Stored items
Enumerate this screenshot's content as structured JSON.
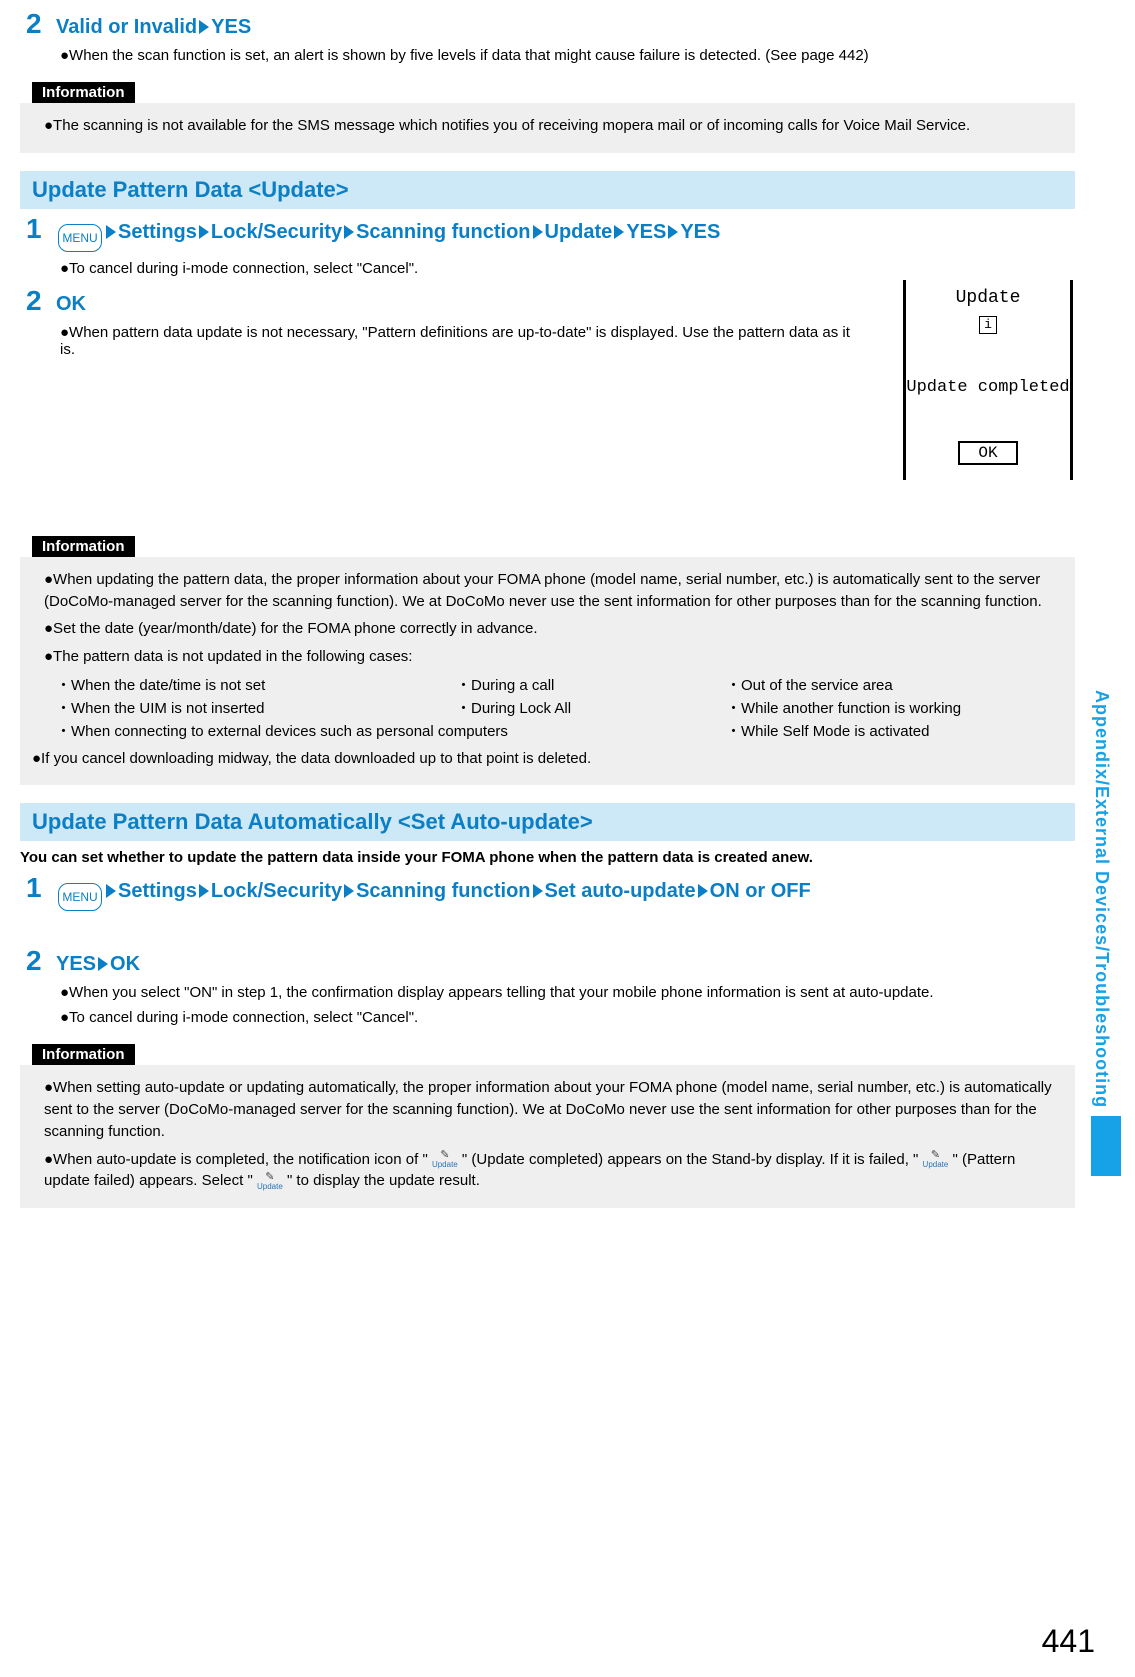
{
  "step2a": {
    "title_parts": [
      "Valid or Invalid",
      "YES"
    ],
    "bullet": "●When the scan function is set, an alert is shown by five levels if data that might cause failure is detected. (See page 442)"
  },
  "info1": {
    "label": "Information",
    "p1": "●The scanning is not available for the SMS message which notifies you of receiving mopera mail or of incoming calls for Voice Mail Service."
  },
  "section1": {
    "title": "Update Pattern Data <Update>"
  },
  "step1b": {
    "menu_label": "MENU",
    "parts": [
      "Settings",
      "Lock/Security",
      "Scanning function",
      "Update",
      "YES",
      "YES"
    ],
    "bullet": "●To cancel during i-mode connection, select \"Cancel\"."
  },
  "step2b": {
    "title": "OK",
    "bullet": "●When pattern data update is not necessary, \"Pattern definitions are up-to-date\" is displayed. Use the pattern data as it is."
  },
  "phone": {
    "title": "Update",
    "info": "i",
    "msg": "Update completed",
    "ok": "OK"
  },
  "info2": {
    "label": "Information",
    "p1": "●When updating the pattern data, the proper information about your FOMA phone (model name, serial number, etc.) is automatically sent to the server (DoCoMo-managed server for the scanning function). We at DoCoMo never use the sent information for other purposes than for the scanning function.",
    "p2": "●Set the date (year/month/date) for the FOMA phone correctly in advance.",
    "p3": "●The pattern data is not updated in the following cases:",
    "c1a": "・When the date/time is not set",
    "c1b": "・During a call",
    "c1c": "・Out of the service area",
    "c2a": "・When the UIM is not inserted",
    "c2b": "・During Lock All",
    "c2c": "・While another function is working",
    "c3a": "・When connecting to external devices such as personal computers",
    "c3c": "・While Self Mode is activated",
    "p4": "●If you cancel downloading midway, the data downloaded up to that point is deleted."
  },
  "section2": {
    "title": "Update Pattern Data Automatically <Set Auto-update>",
    "sub": "You can set whether to update the pattern data inside your FOMA phone when the pattern data is created anew."
  },
  "step1c": {
    "menu_label": "MENU",
    "parts": [
      "Settings",
      "Lock/Security",
      "Scanning function",
      "Set auto-update",
      "ON or OFF"
    ]
  },
  "step2c": {
    "parts": [
      "YES",
      "OK"
    ],
    "b1": "●When you select \"ON\" in step 1, the confirmation display appears telling that your mobile phone information is sent at auto-update.",
    "b2": "●To cancel during i-mode connection, select \"Cancel\"."
  },
  "info3": {
    "label": "Information",
    "p1": "●When setting auto-update or updating automatically, the proper information about your FOMA phone (model name, serial number, etc.) is automatically sent to the server (DoCoMo-managed server for the scanning function). We at DoCoMo never use the sent information for other purposes than for the scanning function.",
    "p2a": "●When auto-update is completed, the notification icon of \"",
    "p2b": "\" (Update completed) appears on the Stand-by display. If it is failed, \"",
    "p2c": "\" (Pattern update failed) appears. Select \"",
    "p2d": "\" to display the update result."
  },
  "side_label": "Appendix/External Devices/Troubleshooting",
  "page_number": "441",
  "icon_update_text": "Update"
}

DESCRIPTION OF THE TASK
Copy each line in full and exactly, omitting any picture.

REPLY TO THE EXERCISE
Enumerate this screenshot's content as structured JSON.
{
  "step2a": {
    "title_parts": [
      "Valid or Invalid",
      "YES"
    ],
    "bullet": "●When the scan function is set, an alert is shown by five levels if data that might cause failure is detected. (See page 442)"
  },
  "info1": {
    "label": "Information",
    "p1": "●The scanning is not available for the SMS message which notifies you of receiving mopera mail or of incoming calls for Voice Mail Service."
  },
  "section1": {
    "title": "Update Pattern Data <Update>"
  },
  "step1b": {
    "menu_label": "MENU",
    "parts": [
      "Settings",
      "Lock/Security",
      "Scanning function",
      "Update",
      "YES",
      "YES"
    ],
    "bullet": "●To cancel during i-mode connection, select \"Cancel\"."
  },
  "step2b": {
    "title": "OK",
    "bullet": "●When pattern data update is not necessary, \"Pattern definitions are up-to-date\" is displayed. Use the pattern data as it is."
  },
  "phone": {
    "title": "Update",
    "info": "i",
    "msg": "Update completed",
    "ok": "OK"
  },
  "info2": {
    "label": "Information",
    "p1": "●When updating the pattern data, the proper information about your FOMA phone (model name, serial number, etc.) is automatically sent to the server (DoCoMo-managed server for the scanning function). We at DoCoMo never use the sent information for other purposes than for the scanning function.",
    "p2": "●Set the date (year/month/date) for the FOMA phone correctly in advance.",
    "p3": "●The pattern data is not updated in the following cases:",
    "c1a": "・When the date/time is not set",
    "c1b": "・During a call",
    "c1c": "・Out of the service area",
    "c2a": "・When the UIM is not inserted",
    "c2b": "・During Lock All",
    "c2c": "・While another function is working",
    "c3a": "・When connecting to external devices such as personal computers",
    "c3c": "・While Self Mode is activated",
    "p4": "●If you cancel downloading midway, the data downloaded up to that point is deleted."
  },
  "section2": {
    "title": "Update Pattern Data Automatically <Set Auto-update>",
    "sub": "You can set whether to update the pattern data inside your FOMA phone when the pattern data is created anew."
  },
  "step1c": {
    "menu_label": "MENU",
    "parts": [
      "Settings",
      "Lock/Security",
      "Scanning function",
      "Set auto-update",
      "ON or OFF"
    ]
  },
  "step2c": {
    "parts": [
      "YES",
      "OK"
    ],
    "b1": "●When you select \"ON\" in step 1, the confirmation display appears telling that your mobile phone information is sent at auto-update.",
    "b2": "●To cancel during i-mode connection, select \"Cancel\"."
  },
  "info3": {
    "label": "Information",
    "p1": "●When setting auto-update or updating automatically, the proper information about your FOMA phone (model name, serial number, etc.) is automatically sent to the server (DoCoMo-managed server for the scanning function). We at DoCoMo never use the sent information for other purposes than for the scanning function.",
    "p2a": "●When auto-update is completed, the notification icon of \"",
    "p2b": "\" (Update completed) appears on the Stand-by display. If it is failed, \"",
    "p2c": "\" (Pattern update failed) appears. Select \"",
    "p2d": "\" to display the update result."
  },
  "side_label": "Appendix/External Devices/Troubleshooting",
  "page_number": "441",
  "icon_update_text": "Update"
}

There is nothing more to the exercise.